**WHAT THE EXERCISE ASKS:** Copy out the data exactly, leaving the pictures behind.

--- BEGIN PROVIDED DATA ---

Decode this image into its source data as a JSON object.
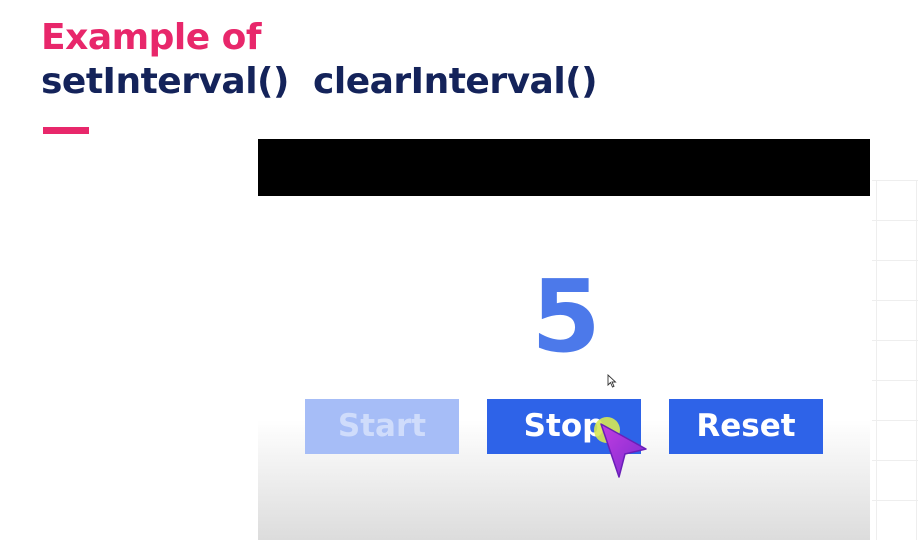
{
  "slide": {
    "title_line_1": "Example of",
    "title_line_2": "setInterval()  clearInterval()"
  },
  "demo": {
    "counter_value": "5",
    "buttons": {
      "start": "Start",
      "stop": "Stop",
      "reset": "Reset"
    },
    "start_disabled": true
  },
  "colors": {
    "title_accent": "#e8276b",
    "title_primary": "#14235a",
    "counter": "#4c79ea",
    "button": "#2e63e8",
    "button_disabled": "#a6bdf7",
    "cursor": "#a633e0",
    "click_highlight": "#d6e854"
  },
  "icons": {
    "cursor": "pointer-arrow-icon",
    "small_pointer": "mouse-pointer-icon"
  }
}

--- END PROVIDED DATA ---

**RESULT:**
Decode this image into its source data as a JSON object.
{
  "slide": {
    "title_line_1": "Example of",
    "title_line_2": "setInterval()  clearInterval()"
  },
  "demo": {
    "counter_value": "5",
    "buttons": {
      "start": "Start",
      "stop": "Stop",
      "reset": "Reset"
    },
    "start_disabled": true
  },
  "colors": {
    "title_accent": "#e8276b",
    "title_primary": "#14235a",
    "counter": "#4c79ea",
    "button": "#2e63e8",
    "button_disabled": "#a6bdf7",
    "cursor": "#a633e0",
    "click_highlight": "#d6e854"
  },
  "icons": {
    "cursor": "pointer-arrow-icon",
    "small_pointer": "mouse-pointer-icon"
  }
}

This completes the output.